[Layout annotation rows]
○ ○ ○ ○ ○

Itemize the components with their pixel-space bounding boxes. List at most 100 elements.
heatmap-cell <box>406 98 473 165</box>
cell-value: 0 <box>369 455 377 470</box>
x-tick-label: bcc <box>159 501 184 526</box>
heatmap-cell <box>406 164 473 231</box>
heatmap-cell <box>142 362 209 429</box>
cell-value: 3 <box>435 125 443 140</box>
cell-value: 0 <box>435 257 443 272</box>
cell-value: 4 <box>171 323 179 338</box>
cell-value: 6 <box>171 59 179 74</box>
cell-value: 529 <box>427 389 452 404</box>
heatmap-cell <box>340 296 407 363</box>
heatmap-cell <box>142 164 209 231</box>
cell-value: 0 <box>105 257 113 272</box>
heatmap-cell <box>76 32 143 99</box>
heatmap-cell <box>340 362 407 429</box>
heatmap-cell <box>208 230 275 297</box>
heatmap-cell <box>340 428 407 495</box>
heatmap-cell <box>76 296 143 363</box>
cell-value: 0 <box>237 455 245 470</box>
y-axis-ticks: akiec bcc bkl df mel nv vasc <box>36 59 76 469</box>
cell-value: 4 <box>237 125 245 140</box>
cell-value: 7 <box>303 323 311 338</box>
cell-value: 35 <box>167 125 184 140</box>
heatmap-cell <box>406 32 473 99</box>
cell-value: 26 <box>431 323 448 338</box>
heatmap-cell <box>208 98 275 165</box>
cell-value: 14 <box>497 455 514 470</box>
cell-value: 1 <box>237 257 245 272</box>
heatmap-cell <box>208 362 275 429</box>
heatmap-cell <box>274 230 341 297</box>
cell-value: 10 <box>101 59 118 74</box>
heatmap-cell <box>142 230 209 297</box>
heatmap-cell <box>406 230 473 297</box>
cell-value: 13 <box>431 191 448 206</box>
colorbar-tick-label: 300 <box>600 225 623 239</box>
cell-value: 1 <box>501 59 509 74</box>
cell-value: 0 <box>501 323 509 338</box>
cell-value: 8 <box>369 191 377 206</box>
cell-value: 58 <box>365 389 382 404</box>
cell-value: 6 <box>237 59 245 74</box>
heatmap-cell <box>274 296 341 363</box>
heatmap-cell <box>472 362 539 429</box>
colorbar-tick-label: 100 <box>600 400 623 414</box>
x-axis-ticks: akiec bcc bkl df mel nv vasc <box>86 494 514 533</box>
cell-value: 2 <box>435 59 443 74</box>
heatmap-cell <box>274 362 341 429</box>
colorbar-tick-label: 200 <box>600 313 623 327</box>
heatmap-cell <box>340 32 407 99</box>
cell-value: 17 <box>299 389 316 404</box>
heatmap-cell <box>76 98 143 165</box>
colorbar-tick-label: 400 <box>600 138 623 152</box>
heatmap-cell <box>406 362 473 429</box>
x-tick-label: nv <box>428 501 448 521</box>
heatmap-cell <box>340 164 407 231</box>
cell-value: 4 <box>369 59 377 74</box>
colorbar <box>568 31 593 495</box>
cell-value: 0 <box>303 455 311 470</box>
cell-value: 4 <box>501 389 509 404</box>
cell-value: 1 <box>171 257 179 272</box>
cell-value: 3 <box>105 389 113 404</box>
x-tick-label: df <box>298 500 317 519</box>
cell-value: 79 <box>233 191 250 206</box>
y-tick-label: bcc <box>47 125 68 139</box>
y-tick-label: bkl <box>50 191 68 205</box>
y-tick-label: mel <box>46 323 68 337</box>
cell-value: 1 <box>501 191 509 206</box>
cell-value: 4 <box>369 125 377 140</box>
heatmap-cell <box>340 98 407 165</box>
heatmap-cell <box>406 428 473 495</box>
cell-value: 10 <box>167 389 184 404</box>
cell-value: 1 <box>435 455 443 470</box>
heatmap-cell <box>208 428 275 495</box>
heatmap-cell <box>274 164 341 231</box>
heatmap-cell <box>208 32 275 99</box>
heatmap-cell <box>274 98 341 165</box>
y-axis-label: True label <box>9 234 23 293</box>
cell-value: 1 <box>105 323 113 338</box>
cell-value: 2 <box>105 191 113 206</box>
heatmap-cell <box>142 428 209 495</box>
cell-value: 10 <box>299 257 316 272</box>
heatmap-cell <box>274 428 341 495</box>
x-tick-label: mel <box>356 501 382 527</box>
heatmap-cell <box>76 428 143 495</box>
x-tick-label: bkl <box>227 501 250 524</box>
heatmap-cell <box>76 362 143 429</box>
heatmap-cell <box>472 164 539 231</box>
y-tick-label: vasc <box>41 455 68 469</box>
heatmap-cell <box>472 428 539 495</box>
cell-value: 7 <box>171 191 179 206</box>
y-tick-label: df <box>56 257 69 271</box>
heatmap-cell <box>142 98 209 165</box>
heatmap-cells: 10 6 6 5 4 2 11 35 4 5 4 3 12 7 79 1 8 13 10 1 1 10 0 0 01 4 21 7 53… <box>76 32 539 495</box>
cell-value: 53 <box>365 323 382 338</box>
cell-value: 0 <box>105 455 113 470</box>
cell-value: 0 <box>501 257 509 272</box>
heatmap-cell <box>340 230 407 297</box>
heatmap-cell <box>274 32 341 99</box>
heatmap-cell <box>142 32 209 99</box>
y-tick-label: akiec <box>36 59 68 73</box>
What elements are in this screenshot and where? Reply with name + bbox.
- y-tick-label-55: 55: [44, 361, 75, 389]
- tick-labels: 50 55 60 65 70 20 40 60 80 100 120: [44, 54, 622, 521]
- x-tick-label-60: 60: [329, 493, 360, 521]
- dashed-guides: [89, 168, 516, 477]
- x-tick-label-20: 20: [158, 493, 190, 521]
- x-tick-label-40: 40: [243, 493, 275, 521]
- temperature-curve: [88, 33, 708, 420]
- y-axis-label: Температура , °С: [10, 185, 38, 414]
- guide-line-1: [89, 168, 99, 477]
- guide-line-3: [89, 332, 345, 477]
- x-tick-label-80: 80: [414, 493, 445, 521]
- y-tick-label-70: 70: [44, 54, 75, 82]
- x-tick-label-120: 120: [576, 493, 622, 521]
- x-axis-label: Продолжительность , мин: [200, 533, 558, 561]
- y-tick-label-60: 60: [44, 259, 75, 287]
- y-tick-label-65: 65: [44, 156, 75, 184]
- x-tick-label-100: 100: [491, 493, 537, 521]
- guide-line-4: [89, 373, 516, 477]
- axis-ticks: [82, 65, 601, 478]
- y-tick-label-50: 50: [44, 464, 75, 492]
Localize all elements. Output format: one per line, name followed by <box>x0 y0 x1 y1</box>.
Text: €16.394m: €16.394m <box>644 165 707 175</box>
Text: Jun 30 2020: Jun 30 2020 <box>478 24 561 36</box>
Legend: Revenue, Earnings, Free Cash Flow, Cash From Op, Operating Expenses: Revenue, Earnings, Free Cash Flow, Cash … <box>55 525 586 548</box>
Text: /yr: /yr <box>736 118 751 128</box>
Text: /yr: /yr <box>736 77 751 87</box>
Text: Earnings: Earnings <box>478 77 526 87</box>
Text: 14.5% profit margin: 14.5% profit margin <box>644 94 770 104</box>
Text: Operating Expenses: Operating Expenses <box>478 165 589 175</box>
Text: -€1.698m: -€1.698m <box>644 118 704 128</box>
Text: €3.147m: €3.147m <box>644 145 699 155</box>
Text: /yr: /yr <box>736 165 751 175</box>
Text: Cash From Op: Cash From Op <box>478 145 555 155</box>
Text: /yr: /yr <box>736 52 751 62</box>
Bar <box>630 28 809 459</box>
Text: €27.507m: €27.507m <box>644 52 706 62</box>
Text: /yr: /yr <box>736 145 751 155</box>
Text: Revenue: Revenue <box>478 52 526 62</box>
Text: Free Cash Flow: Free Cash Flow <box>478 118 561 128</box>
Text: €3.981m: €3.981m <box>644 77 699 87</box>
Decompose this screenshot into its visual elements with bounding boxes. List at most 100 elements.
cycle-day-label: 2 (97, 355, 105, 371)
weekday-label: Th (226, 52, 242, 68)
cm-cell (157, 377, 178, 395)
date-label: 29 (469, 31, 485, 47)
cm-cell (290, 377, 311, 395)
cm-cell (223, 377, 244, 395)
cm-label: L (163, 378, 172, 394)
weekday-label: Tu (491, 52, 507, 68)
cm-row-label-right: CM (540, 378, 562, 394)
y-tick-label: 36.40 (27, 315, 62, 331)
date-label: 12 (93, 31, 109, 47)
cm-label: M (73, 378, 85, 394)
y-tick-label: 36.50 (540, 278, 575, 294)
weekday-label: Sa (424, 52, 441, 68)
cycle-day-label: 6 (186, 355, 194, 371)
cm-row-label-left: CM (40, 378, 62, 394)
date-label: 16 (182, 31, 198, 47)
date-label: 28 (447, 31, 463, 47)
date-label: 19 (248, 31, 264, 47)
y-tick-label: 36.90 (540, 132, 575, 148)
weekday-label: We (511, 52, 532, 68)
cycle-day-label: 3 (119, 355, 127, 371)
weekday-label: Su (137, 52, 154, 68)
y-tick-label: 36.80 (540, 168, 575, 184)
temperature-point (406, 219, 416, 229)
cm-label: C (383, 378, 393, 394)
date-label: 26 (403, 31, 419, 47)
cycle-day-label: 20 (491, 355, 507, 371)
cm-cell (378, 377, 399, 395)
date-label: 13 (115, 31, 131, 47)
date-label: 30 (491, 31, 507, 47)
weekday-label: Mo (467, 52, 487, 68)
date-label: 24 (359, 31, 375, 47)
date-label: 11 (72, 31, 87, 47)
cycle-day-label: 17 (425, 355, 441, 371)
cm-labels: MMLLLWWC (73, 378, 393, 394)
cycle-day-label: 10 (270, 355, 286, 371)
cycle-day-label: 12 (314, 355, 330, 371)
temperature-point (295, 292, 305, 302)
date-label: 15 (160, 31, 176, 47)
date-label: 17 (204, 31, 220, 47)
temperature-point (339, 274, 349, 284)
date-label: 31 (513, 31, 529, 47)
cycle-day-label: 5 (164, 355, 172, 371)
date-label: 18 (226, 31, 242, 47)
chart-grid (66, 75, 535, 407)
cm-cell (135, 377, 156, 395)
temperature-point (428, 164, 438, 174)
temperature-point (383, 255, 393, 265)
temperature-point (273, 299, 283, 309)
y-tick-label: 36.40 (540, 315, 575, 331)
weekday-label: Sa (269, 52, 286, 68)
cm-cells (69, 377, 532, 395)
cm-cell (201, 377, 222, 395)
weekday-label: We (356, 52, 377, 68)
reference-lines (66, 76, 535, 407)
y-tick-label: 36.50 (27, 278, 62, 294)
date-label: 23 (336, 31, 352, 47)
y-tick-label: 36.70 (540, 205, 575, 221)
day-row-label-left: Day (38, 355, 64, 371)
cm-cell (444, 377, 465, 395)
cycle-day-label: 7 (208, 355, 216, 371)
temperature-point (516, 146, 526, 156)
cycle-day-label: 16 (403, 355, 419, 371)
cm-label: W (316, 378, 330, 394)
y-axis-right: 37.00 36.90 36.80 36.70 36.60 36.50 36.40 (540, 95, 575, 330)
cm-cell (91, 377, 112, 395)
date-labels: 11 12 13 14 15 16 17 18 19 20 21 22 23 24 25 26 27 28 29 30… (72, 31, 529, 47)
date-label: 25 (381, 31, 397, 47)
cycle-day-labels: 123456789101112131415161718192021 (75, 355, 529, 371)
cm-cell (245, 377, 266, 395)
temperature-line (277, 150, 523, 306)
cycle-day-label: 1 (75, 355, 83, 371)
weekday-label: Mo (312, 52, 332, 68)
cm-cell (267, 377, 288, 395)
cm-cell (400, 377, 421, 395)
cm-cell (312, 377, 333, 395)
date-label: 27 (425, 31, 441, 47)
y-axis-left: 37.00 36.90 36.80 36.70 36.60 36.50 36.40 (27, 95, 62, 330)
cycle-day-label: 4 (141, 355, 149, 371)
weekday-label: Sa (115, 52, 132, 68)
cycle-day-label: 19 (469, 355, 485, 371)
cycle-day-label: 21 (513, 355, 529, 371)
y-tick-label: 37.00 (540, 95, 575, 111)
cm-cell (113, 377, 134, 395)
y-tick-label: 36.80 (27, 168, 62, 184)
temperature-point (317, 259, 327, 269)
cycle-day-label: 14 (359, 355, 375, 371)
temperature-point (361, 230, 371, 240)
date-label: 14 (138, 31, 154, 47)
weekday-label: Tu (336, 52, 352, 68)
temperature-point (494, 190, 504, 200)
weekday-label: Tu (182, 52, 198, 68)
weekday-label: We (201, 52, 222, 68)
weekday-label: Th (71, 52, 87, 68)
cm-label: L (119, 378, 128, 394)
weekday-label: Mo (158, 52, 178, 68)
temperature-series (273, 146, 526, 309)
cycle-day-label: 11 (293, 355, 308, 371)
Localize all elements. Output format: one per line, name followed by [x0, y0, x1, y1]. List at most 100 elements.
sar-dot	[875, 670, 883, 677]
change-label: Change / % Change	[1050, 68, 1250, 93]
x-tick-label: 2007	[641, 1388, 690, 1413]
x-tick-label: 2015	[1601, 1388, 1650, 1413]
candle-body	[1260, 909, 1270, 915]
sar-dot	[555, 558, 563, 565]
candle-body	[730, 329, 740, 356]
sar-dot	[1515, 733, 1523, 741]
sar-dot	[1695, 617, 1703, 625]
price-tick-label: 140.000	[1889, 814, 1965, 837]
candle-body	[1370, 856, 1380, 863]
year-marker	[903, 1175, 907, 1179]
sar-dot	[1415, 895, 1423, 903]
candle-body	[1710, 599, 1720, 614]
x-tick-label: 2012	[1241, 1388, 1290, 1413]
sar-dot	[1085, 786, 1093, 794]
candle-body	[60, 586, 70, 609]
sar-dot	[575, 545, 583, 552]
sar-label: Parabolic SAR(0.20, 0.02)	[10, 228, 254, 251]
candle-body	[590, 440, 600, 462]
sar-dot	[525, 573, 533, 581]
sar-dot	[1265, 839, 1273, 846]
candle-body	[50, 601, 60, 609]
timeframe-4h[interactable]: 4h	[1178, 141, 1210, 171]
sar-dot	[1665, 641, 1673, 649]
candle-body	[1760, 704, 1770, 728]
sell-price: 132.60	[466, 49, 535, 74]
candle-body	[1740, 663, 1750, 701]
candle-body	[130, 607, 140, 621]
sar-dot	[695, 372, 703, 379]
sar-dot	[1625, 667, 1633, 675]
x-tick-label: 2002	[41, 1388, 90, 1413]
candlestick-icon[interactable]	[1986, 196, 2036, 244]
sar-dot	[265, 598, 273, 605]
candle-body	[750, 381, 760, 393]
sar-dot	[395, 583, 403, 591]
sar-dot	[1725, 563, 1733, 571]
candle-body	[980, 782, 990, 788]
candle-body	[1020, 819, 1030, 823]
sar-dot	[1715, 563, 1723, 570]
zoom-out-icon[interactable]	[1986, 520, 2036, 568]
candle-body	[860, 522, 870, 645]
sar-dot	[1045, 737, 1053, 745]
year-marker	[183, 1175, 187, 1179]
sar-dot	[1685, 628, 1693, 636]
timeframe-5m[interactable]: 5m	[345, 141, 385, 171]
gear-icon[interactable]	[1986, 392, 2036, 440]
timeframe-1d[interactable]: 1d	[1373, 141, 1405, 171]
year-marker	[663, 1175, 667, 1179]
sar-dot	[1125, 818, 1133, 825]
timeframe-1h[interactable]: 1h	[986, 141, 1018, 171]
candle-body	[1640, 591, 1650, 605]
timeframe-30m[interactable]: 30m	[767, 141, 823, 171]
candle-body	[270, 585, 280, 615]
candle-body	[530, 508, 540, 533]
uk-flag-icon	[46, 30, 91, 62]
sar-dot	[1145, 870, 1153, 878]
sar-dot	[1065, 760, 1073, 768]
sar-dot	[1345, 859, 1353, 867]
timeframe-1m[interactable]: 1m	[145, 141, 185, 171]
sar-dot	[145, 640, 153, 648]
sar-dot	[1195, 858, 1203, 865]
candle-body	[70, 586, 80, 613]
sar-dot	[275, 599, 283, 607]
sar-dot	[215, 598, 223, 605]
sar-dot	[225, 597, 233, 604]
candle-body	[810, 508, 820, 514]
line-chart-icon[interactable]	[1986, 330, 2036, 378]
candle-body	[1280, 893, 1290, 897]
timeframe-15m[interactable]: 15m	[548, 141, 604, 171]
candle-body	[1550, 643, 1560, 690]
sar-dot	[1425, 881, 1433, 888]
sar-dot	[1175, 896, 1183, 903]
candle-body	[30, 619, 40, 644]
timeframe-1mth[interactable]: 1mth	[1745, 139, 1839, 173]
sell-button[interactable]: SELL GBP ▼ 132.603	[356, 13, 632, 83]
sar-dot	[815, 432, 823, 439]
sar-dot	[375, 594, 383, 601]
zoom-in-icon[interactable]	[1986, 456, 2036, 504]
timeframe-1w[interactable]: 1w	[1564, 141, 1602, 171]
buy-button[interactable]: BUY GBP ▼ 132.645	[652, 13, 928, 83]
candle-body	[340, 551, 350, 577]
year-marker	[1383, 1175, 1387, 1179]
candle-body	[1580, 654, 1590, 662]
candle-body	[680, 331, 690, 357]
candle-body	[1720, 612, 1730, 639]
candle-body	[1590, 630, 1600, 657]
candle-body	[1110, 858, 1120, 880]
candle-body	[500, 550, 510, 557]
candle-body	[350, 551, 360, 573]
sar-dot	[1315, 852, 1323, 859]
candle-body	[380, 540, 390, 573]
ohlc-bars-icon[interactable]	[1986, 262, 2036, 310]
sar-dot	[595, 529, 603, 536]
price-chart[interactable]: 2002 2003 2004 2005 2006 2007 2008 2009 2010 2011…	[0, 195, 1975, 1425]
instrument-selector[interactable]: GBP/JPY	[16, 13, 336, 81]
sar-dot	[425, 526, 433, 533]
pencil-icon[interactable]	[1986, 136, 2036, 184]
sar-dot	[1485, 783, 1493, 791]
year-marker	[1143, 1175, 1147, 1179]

○ ○ ○ ○ ○

● **BRIEF**:
Repeat the rows word for word, starting at the first one and stopping after the row that contains "heatmap-cell <box>340 428 407 495</box>". Include both of those rows.

● **TASK RESULT**:
Itemize the components with their pixel-space bounding boxes. List at most 100 elements.
heatmap-cell <box>406 98 473 165</box>
cell-value: 0 <box>369 455 377 470</box>
x-tick-label: bcc <box>159 501 184 526</box>
heatmap-cell <box>406 164 473 231</box>
heatmap-cell <box>142 362 209 429</box>
cell-value: 3 <box>435 125 443 140</box>
cell-value: 0 <box>435 257 443 272</box>
cell-value: 4 <box>171 323 179 338</box>
cell-value: 6 <box>171 59 179 74</box>
cell-value: 529 <box>427 389 452 404</box>
heatmap-cell <box>340 296 407 363</box>
heatmap-cell <box>142 164 209 231</box>
cell-value: 0 <box>105 257 113 272</box>
heatmap-cell <box>76 32 143 99</box>
heatmap-cell <box>340 362 407 429</box>
heatmap-cell <box>208 230 275 297</box>
heatmap-cell <box>340 428 407 495</box>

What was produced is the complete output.